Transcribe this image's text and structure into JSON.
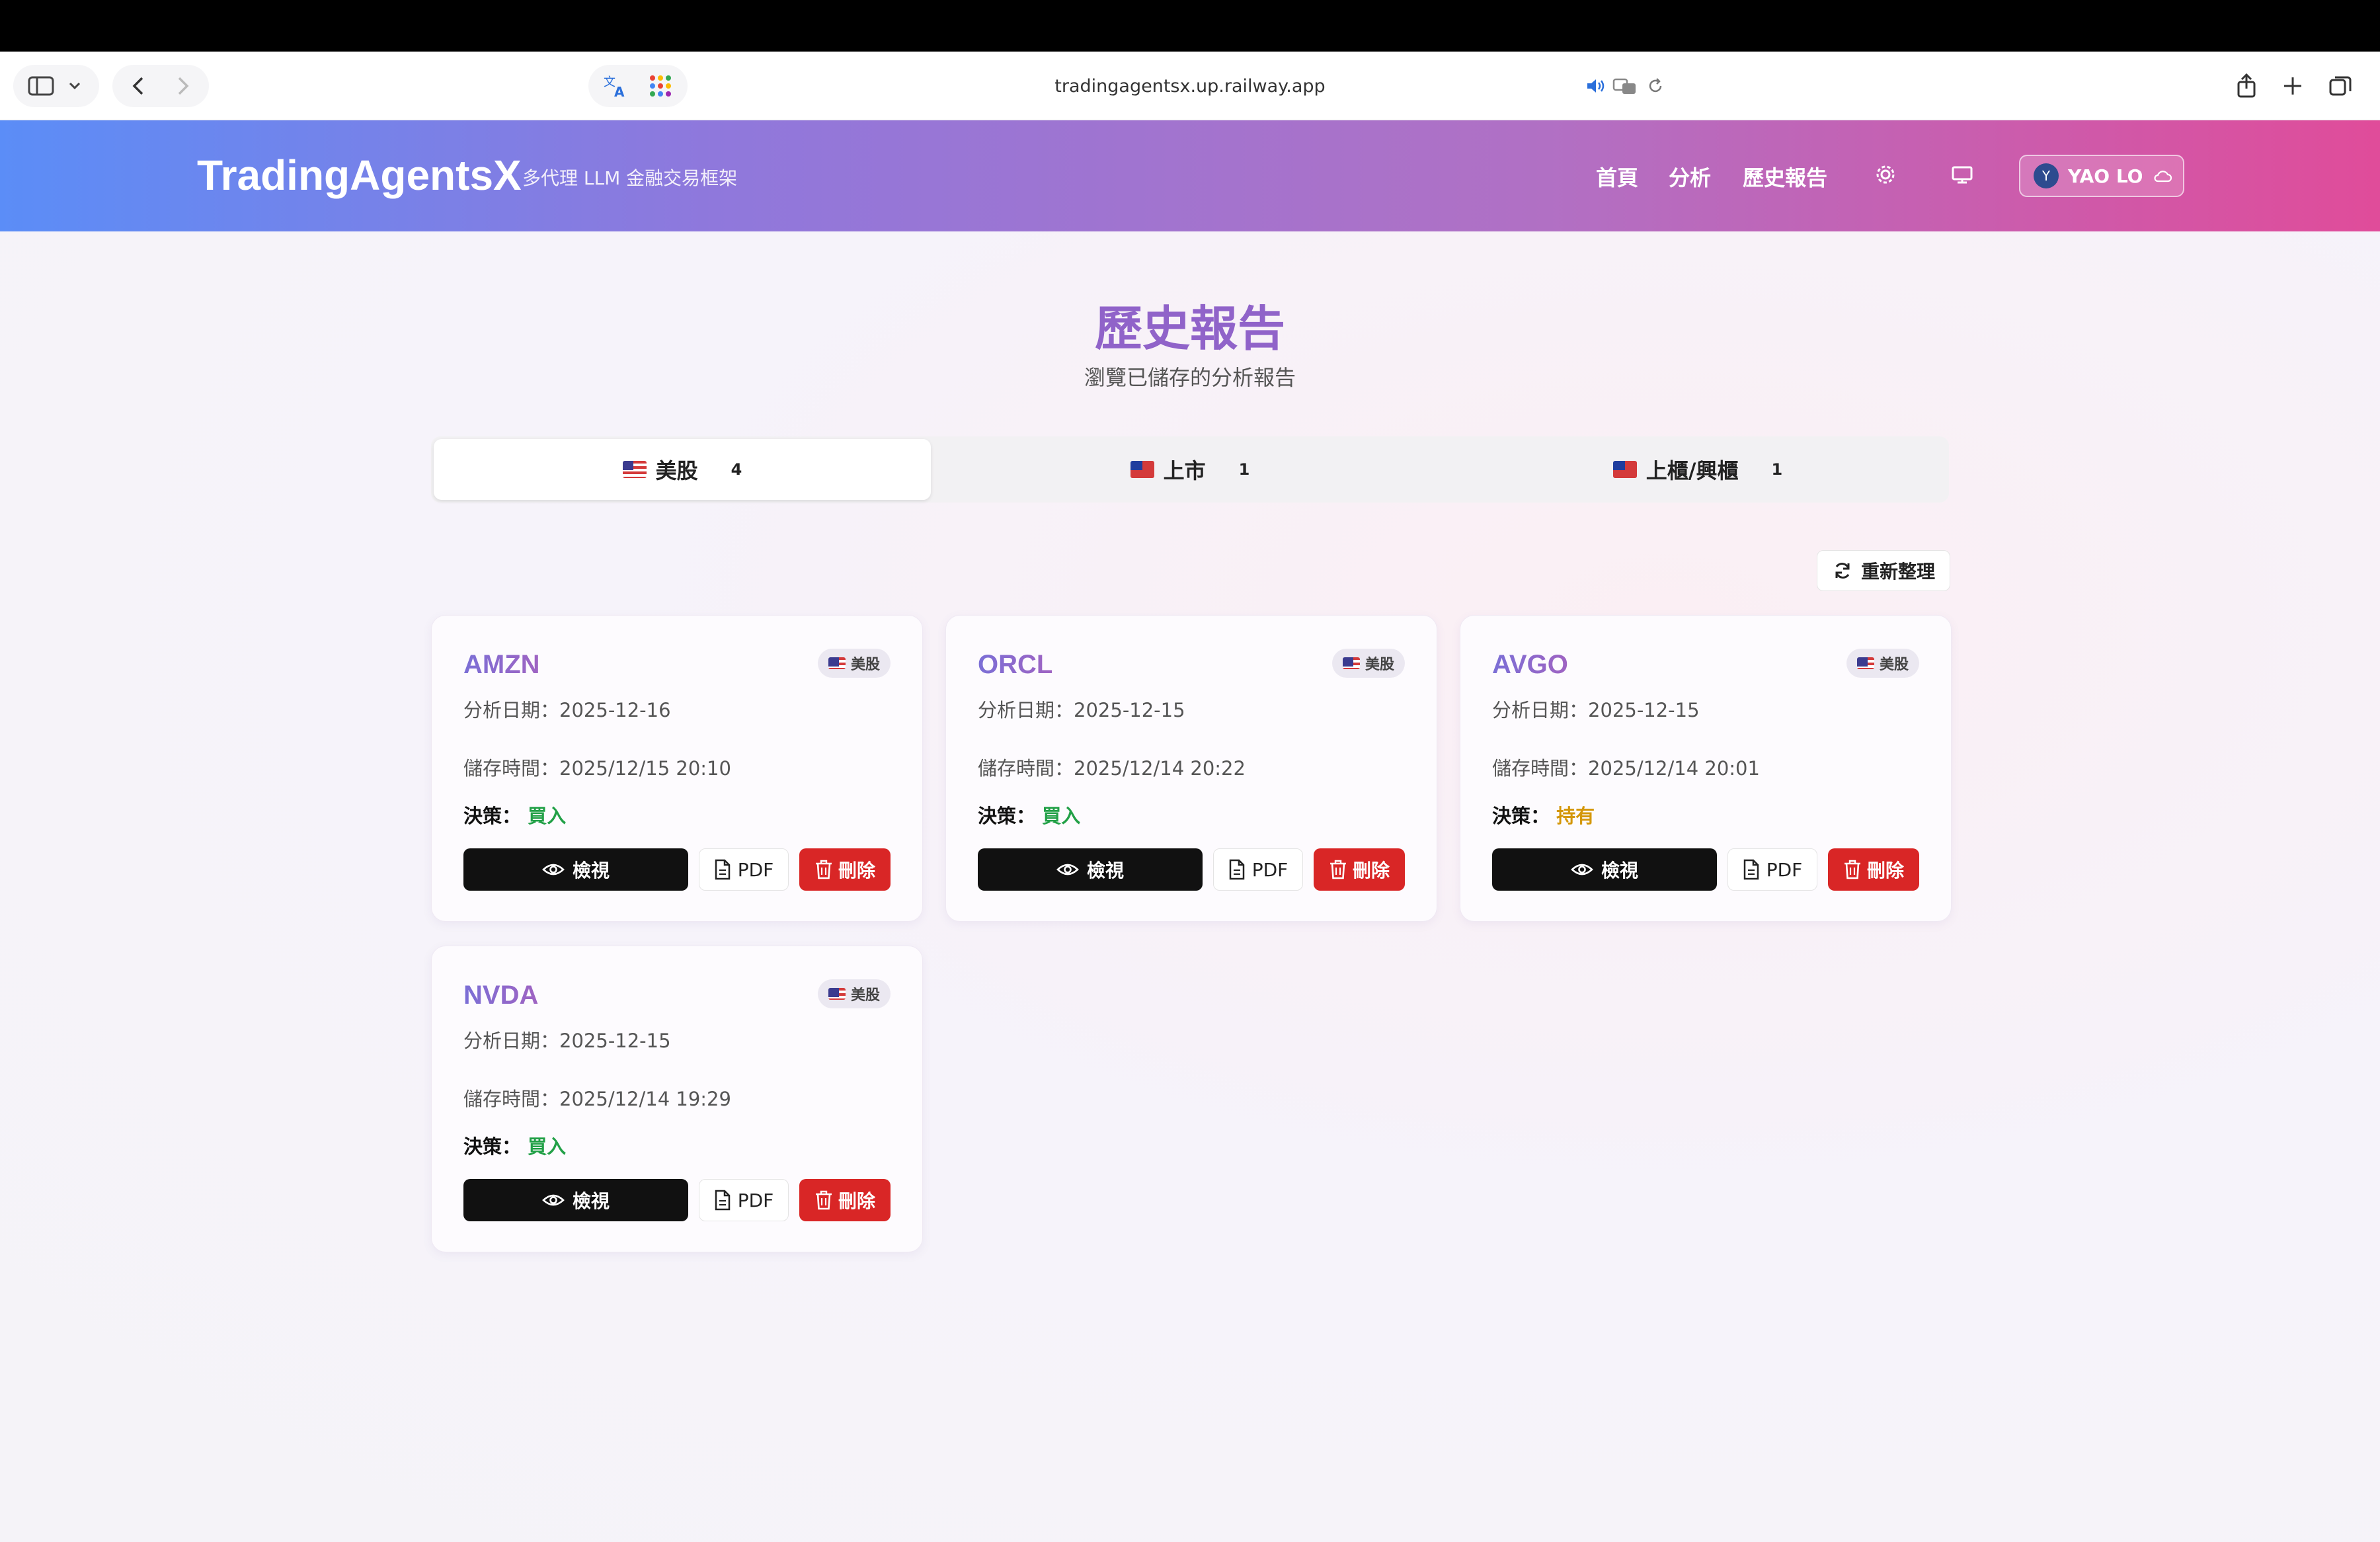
{
  "browser": {
    "url": "tradingagentsx.up.railway.app"
  },
  "header": {
    "brand": "TradingAgentsX",
    "tagline": "多代理 LLM 金融交易框架",
    "nav": {
      "home": "首頁",
      "analysis": "分析",
      "history": "歷史報告"
    },
    "user": {
      "initial": "Y",
      "name": "YAO LO"
    }
  },
  "page": {
    "title": "歷史報告",
    "subtitle": "瀏覽已儲存的分析報告"
  },
  "tabs": [
    {
      "label": "美股",
      "count": "4",
      "flag": "us",
      "active": true
    },
    {
      "label": "上市",
      "count": "1",
      "flag": "tw",
      "active": false
    },
    {
      "label": "上櫃/興櫃",
      "count": "1",
      "flag": "tw",
      "active": false
    }
  ],
  "refresh_label": "重新整理",
  "labels": {
    "analysis_date": "分析日期：",
    "saved_time": "儲存時間：",
    "decision": "決策：",
    "view": "檢視",
    "pdf": "PDF",
    "delete": "刪除"
  },
  "colors": {
    "buy": "#22a047",
    "hold": "#d4970a"
  },
  "reports": [
    {
      "ticker": "AMZN",
      "market": "美股",
      "analysis_date": "2025-12-16",
      "saved_time": "2025/12/15 20:10",
      "decision": "買入",
      "decision_type": "buy"
    },
    {
      "ticker": "ORCL",
      "market": "美股",
      "analysis_date": "2025-12-15",
      "saved_time": "2025/12/14 20:22",
      "decision": "買入",
      "decision_type": "buy"
    },
    {
      "ticker": "AVGO",
      "market": "美股",
      "analysis_date": "2025-12-15",
      "saved_time": "2025/12/14 20:01",
      "decision": "持有",
      "decision_type": "hold"
    },
    {
      "ticker": "NVDA",
      "market": "美股",
      "analysis_date": "2025-12-15",
      "saved_time": "2025/12/14 19:29",
      "decision": "買入",
      "decision_type": "buy"
    }
  ]
}
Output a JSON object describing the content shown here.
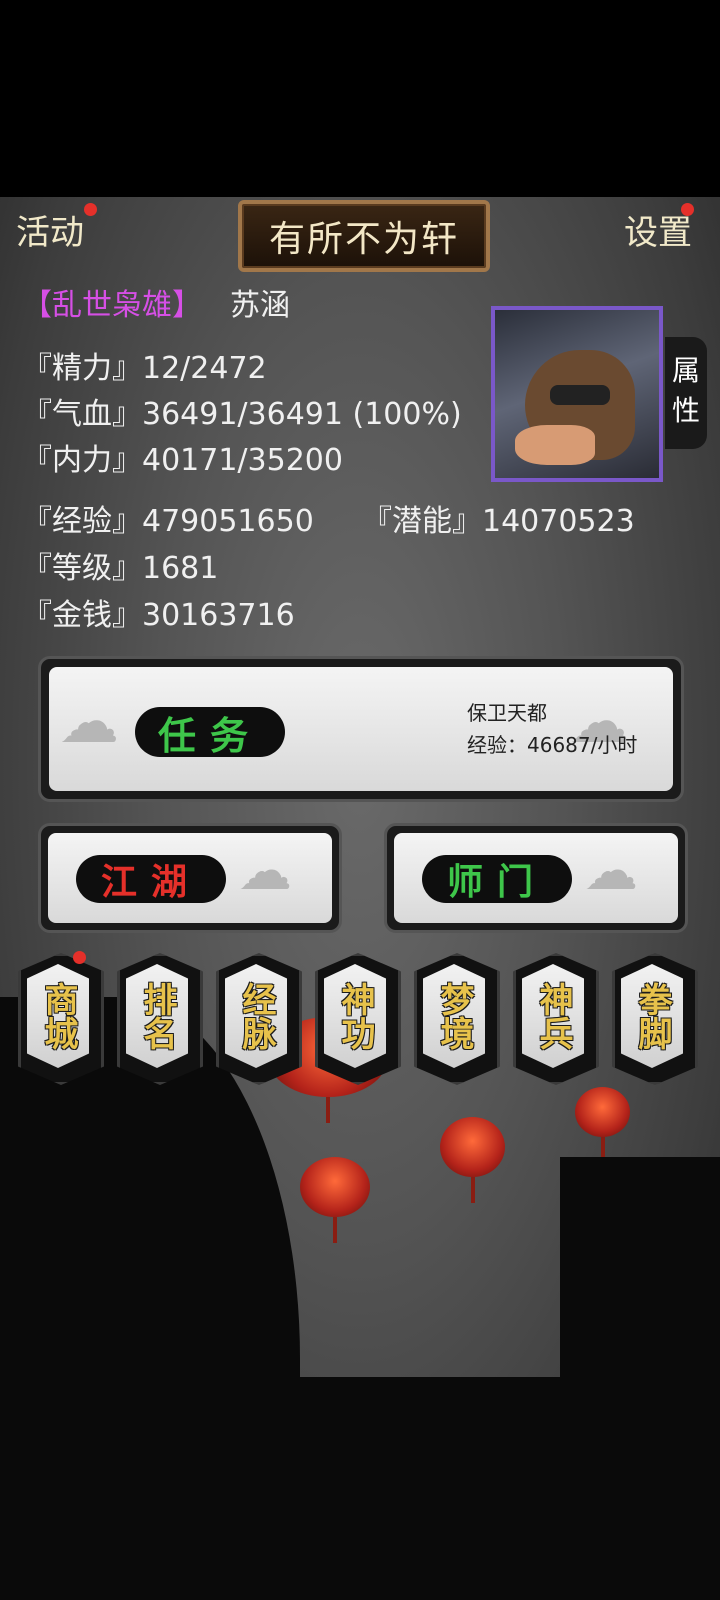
{
  "top_bar": {
    "activity_label": "活动",
    "title": "有所不为轩",
    "settings_label": "设置"
  },
  "profile": {
    "title_tag": "【乱世枭雄】",
    "name": "苏涵",
    "attribute_tab": "属性"
  },
  "stats": {
    "energy": "『精力』12/2472",
    "hp": "『气血』36491/36491 (100%)",
    "mp": "『内力』40171/35200",
    "exp": "『经验』479051650",
    "potential": "『潜能』14070523",
    "level": "『等级』1681",
    "money": "『金钱』30163716"
  },
  "quest": {
    "button_label": "任务",
    "info_title": "保卫天都",
    "info_rate": "经验：46687/小时"
  },
  "jianghu_label": "江湖",
  "sect_label": "师门",
  "menu_tiles": [
    {
      "label": "商城"
    },
    {
      "label": "排名"
    },
    {
      "label": "经脉"
    },
    {
      "label": "神功"
    },
    {
      "label": "梦境"
    },
    {
      "label": "神兵"
    },
    {
      "label": "拳脚"
    }
  ],
  "colors": {
    "title_tag": "#d64fe6",
    "quest_text": "#3ec64a",
    "jianghu_text": "#e5302a",
    "sect_text": "#3ec64a",
    "tile_text": "#e7c24b",
    "notification_dot": "#e5302a"
  }
}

(PROBLEM DETAILS):
Skip the images and write out the rest of the listing exactly.

(IN RESPONSE):
Transcribe this image's text and structure into JSON.
{
  "browser": {
    "url": "tradingagentsx.up.railway.app"
  },
  "header": {
    "brand": "TradingAgentsX",
    "tagline": "多代理 LLM 金融交易框架",
    "nav": {
      "home": "首頁",
      "analysis": "分析",
      "history": "歷史報告"
    },
    "user": {
      "initial": "Y",
      "name": "YAO LO"
    }
  },
  "page": {
    "title": "歷史報告",
    "subtitle": "瀏覽已儲存的分析報告"
  },
  "tabs": [
    {
      "label": "美股",
      "count": "4",
      "flag": "us",
      "active": true
    },
    {
      "label": "上市",
      "count": "1",
      "flag": "tw",
      "active": false
    },
    {
      "label": "上櫃/興櫃",
      "count": "1",
      "flag": "tw",
      "active": false
    }
  ],
  "refresh_label": "重新整理",
  "labels": {
    "analysis_date": "分析日期：",
    "saved_time": "儲存時間：",
    "decision": "決策：",
    "view": "檢視",
    "pdf": "PDF",
    "delete": "刪除"
  },
  "colors": {
    "buy": "#22a047",
    "hold": "#d4970a"
  },
  "reports": [
    {
      "ticker": "AMZN",
      "market": "美股",
      "analysis_date": "2025-12-16",
      "saved_time": "2025/12/15 20:10",
      "decision": "買入",
      "decision_type": "buy"
    },
    {
      "ticker": "ORCL",
      "market": "美股",
      "analysis_date": "2025-12-15",
      "saved_time": "2025/12/14 20:22",
      "decision": "買入",
      "decision_type": "buy"
    },
    {
      "ticker": "AVGO",
      "market": "美股",
      "analysis_date": "2025-12-15",
      "saved_time": "2025/12/14 20:01",
      "decision": "持有",
      "decision_type": "hold"
    },
    {
      "ticker": "NVDA",
      "market": "美股",
      "analysis_date": "2025-12-15",
      "saved_time": "2025/12/14 19:29",
      "decision": "買入",
      "decision_type": "buy"
    }
  ]
}
Output a JSON object describing the content shown here.
{
  "top_bar": {
    "activity_label": "活动",
    "title": "有所不为轩",
    "settings_label": "设置"
  },
  "profile": {
    "title_tag": "【乱世枭雄】",
    "name": "苏涵",
    "attribute_tab": "属性"
  },
  "stats": {
    "energy": "『精力』12/2472",
    "hp": "『气血』36491/36491 (100%)",
    "mp": "『内力』40171/35200",
    "exp": "『经验』479051650",
    "potential": "『潜能』14070523",
    "level": "『等级』1681",
    "money": "『金钱』30163716"
  },
  "quest": {
    "button_label": "任务",
    "info_title": "保卫天都",
    "info_rate": "经验：46687/小时"
  },
  "jianghu_label": "江湖",
  "sect_label": "师门",
  "menu_tiles": [
    {
      "label": "商城"
    },
    {
      "label": "排名"
    },
    {
      "label": "经脉"
    },
    {
      "label": "神功"
    },
    {
      "label": "梦境"
    },
    {
      "label": "神兵"
    },
    {
      "label": "拳脚"
    }
  ],
  "colors": {
    "title_tag": "#d64fe6",
    "quest_text": "#3ec64a",
    "jianghu_text": "#e5302a",
    "sect_text": "#3ec64a",
    "tile_text": "#e7c24b",
    "notification_dot": "#e5302a"
  }
}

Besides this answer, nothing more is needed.